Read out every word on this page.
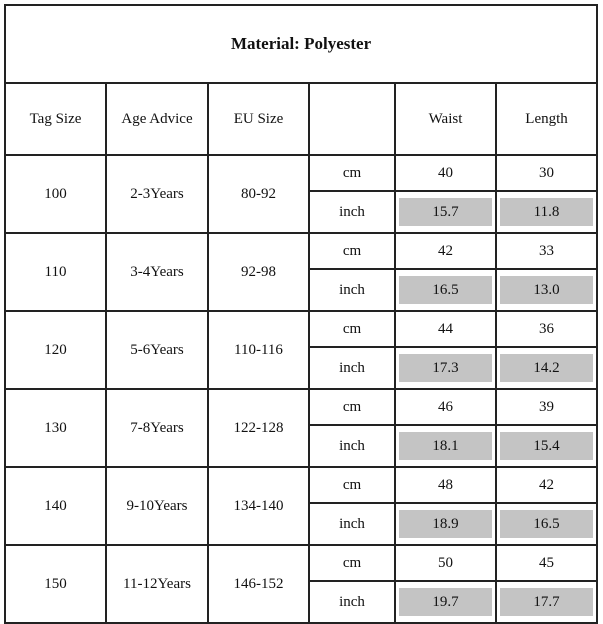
Material: Polyester					
Tag Size	Age Advice	EU Size		Waist	Length
100	2-3Years	80-92	cm	40	30
			inch	15.7	11.8

110	3-4Years	92-98	cm	42	33
			inch	16.5	13.0

120	5-6Years	110-116	cm	44	36
			inch	17.3	14.2

130	7-8Years	122-128	cm	46	39
			inch	18.1	15.4

140	9-10Years	134-140	cm	48	42
			inch	18.9	16.5

150	11-12Years	146-152	cm	50	45
			inch	19.7	17.7
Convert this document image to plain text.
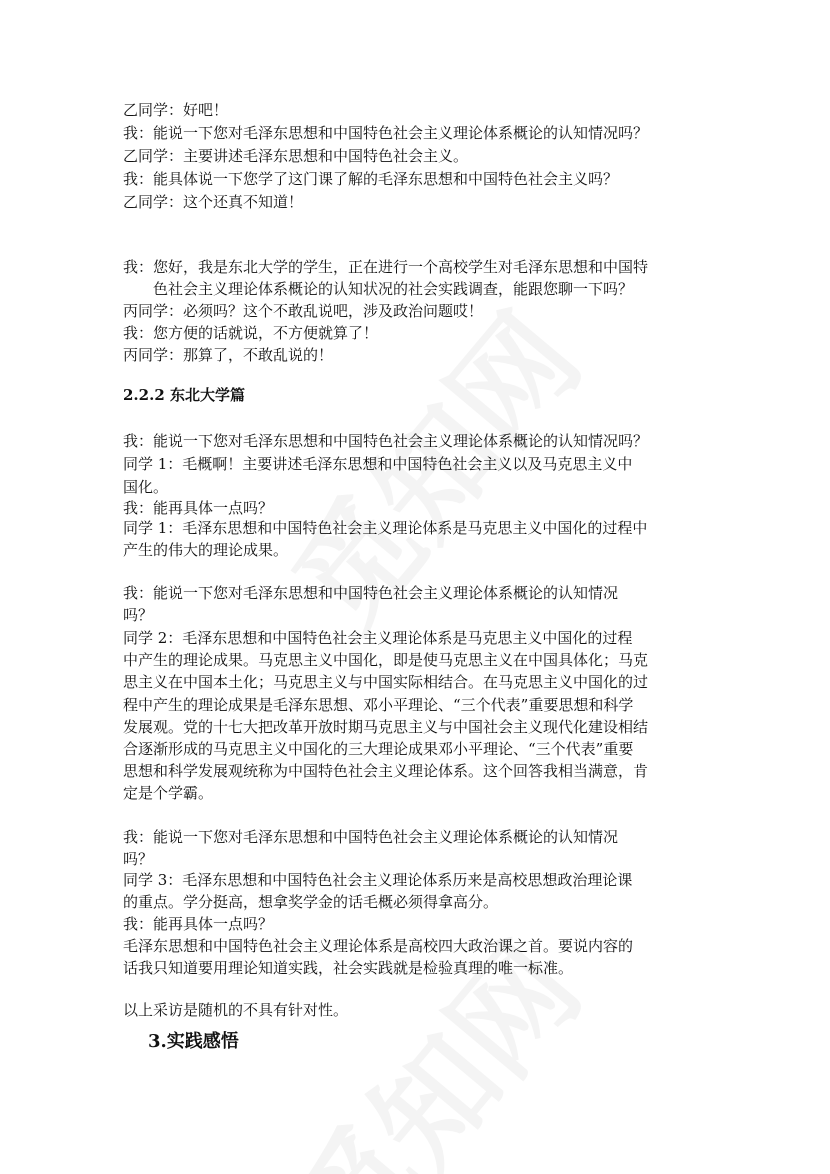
乙同学：好吧！
我：能说一下您对毛泽东思想和中国特色社会主义理论体系概论的认知情况吗？
乙同学：主要讲述毛泽东思想和中国特色社会主义。
我：能具体说一下您学了这门课了解的毛泽东思想和中国特色社会主义吗？
乙同学：这个还真不知道！
我：您好，我是东北大学的学生，正在进行一个高校学生对毛泽东思想和中国特
色社会主义理论体系概论的认知状况的社会实践调查，能跟您聊一下吗？
丙同学：必须吗？这个不敢乱说吧，涉及政治问题哎！
我：您方便的话就说，不方便就算了！
丙同学：那算了，不敢乱说的！
2.2.2 东北大学篇
我：能说一下您对毛泽东思想和中国特色社会主义理论体系概论的认知情况吗？
同学 1：毛概啊！主要讲述毛泽东思想和中国特色社会主义以及马克思主义中
国化。
我：能再具体一点吗？
同学 1：毛泽东思想和中国特色社会主义理论体系是马克思主义中国化的过程中
产生的伟大的理论成果。
我：能说一下您对毛泽东思想和中国特色社会主义理论体系概论的认知情况
吗？
同学 2：毛泽东思想和中国特色社会主义理论体系是马克思主义中国化的过程
中产生的理论成果。马克思主义中国化，即是使马克思主义在中国具体化；马克
思主义在中国本土化；马克思主义与中国实际相结合。在马克思主义中国化的过
程中产生的理论成果是毛泽东思想、邓小平理论、“三个代表”重要思想和科学
发展观。党的十七大把改革开放时期马克思主义与中国社会主义现代化建设相结
合逐渐形成的马克思主义中国化的三大理论成果邓小平理论、“三个代表”重要
思想和科学发展观统称为中国特色社会主义理论体系。这个回答我相当满意，肯
定是个学霸。
我：能说一下您对毛泽东思想和中国特色社会主义理论体系概论的认知情况
吗？
同学 3：毛泽东思想和中国特色社会主义理论体系历来是高校思想政治理论课
的重点。学分挺高，想拿奖学金的话毛概必须得拿高分。
我：能再具体一点吗？
毛泽东思想和中国特色社会主义理论体系是高校四大政治课之首。要说内容的
话我只知道要用理论知道实践，社会实践就是检验真理的唯一标准。
以上采访是随机的不具有针对性。
3.实践感悟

--------------------------------------------------

Set down nothing but the lines from the one containing "Convert this document image to plain text." to the final line above, both included, with every picture left out.

* _Worked solution_:
Convert this document image to plain text.
乙同学：好吧！
我：能说一下您对毛泽东思想和中国特色社会主义理论体系概论的认知情况吗？
乙同学：主要讲述毛泽东思想和中国特色社会主义。
我：能具体说一下您学了这门课了解的毛泽东思想和中国特色社会主义吗？
乙同学：这个还真不知道！
我：您好，我是东北大学的学生，正在进行一个高校学生对毛泽东思想和中国特
色社会主义理论体系概论的认知状况的社会实践调查，能跟您聊一下吗？
丙同学：必须吗？这个不敢乱说吧，涉及政治问题哎！
我：您方便的话就说，不方便就算了！
丙同学：那算了，不敢乱说的！
2.2.2 东北大学篇
我：能说一下您对毛泽东思想和中国特色社会主义理论体系概论的认知情况吗？
同学 1：毛概啊！主要讲述毛泽东思想和中国特色社会主义以及马克思主义中
国化。
我：能再具体一点吗？
同学 1：毛泽东思想和中国特色社会主义理论体系是马克思主义中国化的过程中
产生的伟大的理论成果。
我：能说一下您对毛泽东思想和中国特色社会主义理论体系概论的认知情况
吗？
同学 2：毛泽东思想和中国特色社会主义理论体系是马克思主义中国化的过程
中产生的理论成果。马克思主义中国化，即是使马克思主义在中国具体化；马克
思主义在中国本土化；马克思主义与中国实际相结合。在马克思主义中国化的过
程中产生的理论成果是毛泽东思想、邓小平理论、“三个代表”重要思想和科学
发展观。党的十七大把改革开放时期马克思主义与中国社会主义现代化建设相结
合逐渐形成的马克思主义中国化的三大理论成果邓小平理论、“三个代表”重要
思想和科学发展观统称为中国特色社会主义理论体系。这个回答我相当满意，肯
定是个学霸。
我：能说一下您对毛泽东思想和中国特色社会主义理论体系概论的认知情况
吗？
同学 3：毛泽东思想和中国特色社会主义理论体系历来是高校思想政治理论课
的重点。学分挺高，想拿奖学金的话毛概必须得拿高分。
我：能再具体一点吗？
毛泽东思想和中国特色社会主义理论体系是高校四大政治课之首。要说内容的
话我只知道要用理论知道实践，社会实践就是检验真理的唯一标准。
以上采访是随机的不具有针对性。
3.实践感悟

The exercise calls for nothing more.